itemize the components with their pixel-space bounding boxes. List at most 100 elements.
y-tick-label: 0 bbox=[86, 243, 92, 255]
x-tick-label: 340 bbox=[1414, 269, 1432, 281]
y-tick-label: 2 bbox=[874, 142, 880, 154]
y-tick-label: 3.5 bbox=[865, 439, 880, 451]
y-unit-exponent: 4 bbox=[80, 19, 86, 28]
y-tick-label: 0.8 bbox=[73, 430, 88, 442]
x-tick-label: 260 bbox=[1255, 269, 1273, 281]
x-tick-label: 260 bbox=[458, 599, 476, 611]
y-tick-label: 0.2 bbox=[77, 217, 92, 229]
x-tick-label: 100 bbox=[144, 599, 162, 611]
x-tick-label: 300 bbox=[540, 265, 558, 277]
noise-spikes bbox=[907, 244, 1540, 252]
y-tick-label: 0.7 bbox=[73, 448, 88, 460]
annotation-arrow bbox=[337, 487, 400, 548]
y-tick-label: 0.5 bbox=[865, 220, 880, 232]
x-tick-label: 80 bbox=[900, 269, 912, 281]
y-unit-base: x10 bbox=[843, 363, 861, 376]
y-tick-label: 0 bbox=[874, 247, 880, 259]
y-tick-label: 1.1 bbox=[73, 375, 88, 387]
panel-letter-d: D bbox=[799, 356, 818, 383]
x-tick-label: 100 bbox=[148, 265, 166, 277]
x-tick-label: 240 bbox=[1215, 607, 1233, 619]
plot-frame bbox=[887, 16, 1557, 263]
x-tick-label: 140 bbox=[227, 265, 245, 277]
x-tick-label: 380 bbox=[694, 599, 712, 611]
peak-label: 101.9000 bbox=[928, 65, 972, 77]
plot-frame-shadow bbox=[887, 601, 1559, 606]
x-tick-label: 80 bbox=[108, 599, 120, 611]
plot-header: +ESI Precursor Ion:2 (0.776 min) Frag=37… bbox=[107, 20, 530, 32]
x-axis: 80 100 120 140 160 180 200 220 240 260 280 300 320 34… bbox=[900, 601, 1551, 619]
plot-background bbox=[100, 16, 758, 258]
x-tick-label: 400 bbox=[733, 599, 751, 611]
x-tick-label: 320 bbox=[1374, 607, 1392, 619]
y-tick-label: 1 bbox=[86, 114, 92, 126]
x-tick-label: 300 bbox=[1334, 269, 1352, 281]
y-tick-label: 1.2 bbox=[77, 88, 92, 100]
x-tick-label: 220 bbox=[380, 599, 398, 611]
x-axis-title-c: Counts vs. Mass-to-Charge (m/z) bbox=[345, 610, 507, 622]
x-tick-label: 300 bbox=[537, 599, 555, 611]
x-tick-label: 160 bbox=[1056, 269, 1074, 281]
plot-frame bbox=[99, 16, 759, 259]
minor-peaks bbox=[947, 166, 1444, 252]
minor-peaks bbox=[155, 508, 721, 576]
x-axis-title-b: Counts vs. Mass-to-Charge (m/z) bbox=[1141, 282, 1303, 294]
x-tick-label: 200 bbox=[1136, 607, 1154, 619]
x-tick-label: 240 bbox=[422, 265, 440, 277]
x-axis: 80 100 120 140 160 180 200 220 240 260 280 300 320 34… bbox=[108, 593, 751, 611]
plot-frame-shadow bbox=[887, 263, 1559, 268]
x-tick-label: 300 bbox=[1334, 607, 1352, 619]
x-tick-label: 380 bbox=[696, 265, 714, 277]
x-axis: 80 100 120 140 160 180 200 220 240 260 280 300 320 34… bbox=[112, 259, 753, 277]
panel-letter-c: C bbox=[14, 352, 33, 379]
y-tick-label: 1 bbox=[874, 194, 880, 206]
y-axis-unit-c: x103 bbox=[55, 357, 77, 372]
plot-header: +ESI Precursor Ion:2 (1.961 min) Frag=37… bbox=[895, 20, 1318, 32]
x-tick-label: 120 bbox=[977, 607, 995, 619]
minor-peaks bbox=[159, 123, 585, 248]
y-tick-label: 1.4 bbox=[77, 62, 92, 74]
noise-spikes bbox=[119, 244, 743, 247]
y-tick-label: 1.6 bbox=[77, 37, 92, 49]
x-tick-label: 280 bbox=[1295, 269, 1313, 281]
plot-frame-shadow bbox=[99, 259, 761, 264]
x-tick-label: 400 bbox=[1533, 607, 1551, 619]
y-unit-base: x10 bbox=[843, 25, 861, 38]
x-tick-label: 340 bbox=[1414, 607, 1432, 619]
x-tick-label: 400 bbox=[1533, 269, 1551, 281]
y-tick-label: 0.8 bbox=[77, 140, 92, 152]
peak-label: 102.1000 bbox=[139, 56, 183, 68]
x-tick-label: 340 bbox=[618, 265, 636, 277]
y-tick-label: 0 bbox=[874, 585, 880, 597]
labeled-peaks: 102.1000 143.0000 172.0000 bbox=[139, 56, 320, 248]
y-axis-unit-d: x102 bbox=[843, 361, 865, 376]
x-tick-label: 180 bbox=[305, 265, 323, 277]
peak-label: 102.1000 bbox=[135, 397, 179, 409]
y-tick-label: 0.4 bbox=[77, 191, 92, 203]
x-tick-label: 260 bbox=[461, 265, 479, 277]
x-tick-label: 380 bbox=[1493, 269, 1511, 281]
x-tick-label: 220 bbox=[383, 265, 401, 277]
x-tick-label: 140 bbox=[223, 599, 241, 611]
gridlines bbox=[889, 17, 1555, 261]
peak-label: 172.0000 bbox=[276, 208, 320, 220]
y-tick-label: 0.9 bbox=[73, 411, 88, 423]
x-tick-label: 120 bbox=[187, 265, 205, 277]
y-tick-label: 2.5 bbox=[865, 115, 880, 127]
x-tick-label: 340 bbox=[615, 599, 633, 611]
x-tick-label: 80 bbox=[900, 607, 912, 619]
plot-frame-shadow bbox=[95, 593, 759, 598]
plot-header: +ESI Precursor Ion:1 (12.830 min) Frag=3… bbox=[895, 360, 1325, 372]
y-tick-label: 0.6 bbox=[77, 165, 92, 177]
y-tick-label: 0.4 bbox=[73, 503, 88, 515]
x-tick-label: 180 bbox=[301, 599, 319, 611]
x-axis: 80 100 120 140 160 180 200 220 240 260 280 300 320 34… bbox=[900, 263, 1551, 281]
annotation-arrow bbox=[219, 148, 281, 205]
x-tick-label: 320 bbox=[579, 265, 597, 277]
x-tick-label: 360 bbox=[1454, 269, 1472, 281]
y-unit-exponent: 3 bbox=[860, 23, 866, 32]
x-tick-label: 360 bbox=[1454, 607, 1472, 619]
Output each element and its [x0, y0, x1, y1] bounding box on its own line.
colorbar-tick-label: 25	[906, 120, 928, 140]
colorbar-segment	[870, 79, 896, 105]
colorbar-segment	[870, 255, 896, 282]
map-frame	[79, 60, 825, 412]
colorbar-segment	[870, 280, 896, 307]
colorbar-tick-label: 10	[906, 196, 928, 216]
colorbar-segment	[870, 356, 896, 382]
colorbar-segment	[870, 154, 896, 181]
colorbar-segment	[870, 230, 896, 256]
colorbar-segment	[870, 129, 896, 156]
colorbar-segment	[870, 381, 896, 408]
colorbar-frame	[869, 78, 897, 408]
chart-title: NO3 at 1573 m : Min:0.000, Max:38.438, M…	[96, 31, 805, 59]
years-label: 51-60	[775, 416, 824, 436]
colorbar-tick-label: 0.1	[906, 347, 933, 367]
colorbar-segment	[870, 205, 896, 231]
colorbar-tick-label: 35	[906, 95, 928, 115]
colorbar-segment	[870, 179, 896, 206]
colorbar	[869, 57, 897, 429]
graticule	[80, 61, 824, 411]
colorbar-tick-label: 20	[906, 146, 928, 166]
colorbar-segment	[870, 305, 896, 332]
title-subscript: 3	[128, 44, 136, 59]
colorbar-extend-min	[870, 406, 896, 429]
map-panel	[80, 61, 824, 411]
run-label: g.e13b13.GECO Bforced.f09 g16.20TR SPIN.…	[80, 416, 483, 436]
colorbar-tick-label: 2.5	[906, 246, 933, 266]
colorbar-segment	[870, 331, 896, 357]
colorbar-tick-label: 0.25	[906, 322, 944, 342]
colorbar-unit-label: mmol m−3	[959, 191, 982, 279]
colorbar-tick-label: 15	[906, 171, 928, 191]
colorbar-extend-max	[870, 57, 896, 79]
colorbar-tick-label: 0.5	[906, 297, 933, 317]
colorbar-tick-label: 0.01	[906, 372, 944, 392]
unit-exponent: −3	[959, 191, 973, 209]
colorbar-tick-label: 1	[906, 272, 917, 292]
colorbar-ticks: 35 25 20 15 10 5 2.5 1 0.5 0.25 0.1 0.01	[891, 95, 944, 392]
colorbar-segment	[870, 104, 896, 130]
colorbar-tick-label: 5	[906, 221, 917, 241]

PROBLEM>
Retype the lines from the start of the material through the line containing "x-tick-label: 80 bbox=[108, 599, 120, 611]", inclusive, keeping each one unchanged.

THE SOLUTION>
itemize the components with their pixel-space bounding boxes. List at most 100 elements.
y-tick-label: 0 bbox=[86, 243, 92, 255]
x-tick-label: 340 bbox=[1414, 269, 1432, 281]
y-tick-label: 2 bbox=[874, 142, 880, 154]
y-tick-label: 3.5 bbox=[865, 439, 880, 451]
y-unit-exponent: 4 bbox=[80, 19, 86, 28]
y-tick-label: 0.8 bbox=[73, 430, 88, 442]
x-tick-label: 260 bbox=[1255, 269, 1273, 281]
x-tick-label: 260 bbox=[458, 599, 476, 611]
y-tick-label: 0.2 bbox=[77, 217, 92, 229]
x-tick-label: 100 bbox=[144, 599, 162, 611]
x-tick-label: 300 bbox=[540, 265, 558, 277]
noise-spikes bbox=[907, 244, 1540, 252]
y-tick-label: 0.7 bbox=[73, 448, 88, 460]
annotation-arrow bbox=[337, 487, 400, 548]
y-tick-label: 0.5 bbox=[865, 220, 880, 232]
x-tick-label: 80 bbox=[900, 269, 912, 281]
y-unit-base: x10 bbox=[843, 363, 861, 376]
y-tick-label: 0 bbox=[874, 247, 880, 259]
y-tick-label: 1.1 bbox=[73, 375, 88, 387]
panel-letter-d: D bbox=[799, 356, 818, 383]
x-tick-label: 100 bbox=[148, 265, 166, 277]
x-tick-label: 240 bbox=[1215, 607, 1233, 619]
plot-frame bbox=[887, 16, 1557, 263]
x-tick-label: 140 bbox=[227, 265, 245, 277]
x-tick-label: 380 bbox=[694, 599, 712, 611]
peak-label: 101.9000 bbox=[928, 65, 972, 77]
plot-frame-shadow bbox=[887, 601, 1559, 606]
x-tick-label: 80 bbox=[108, 599, 120, 611]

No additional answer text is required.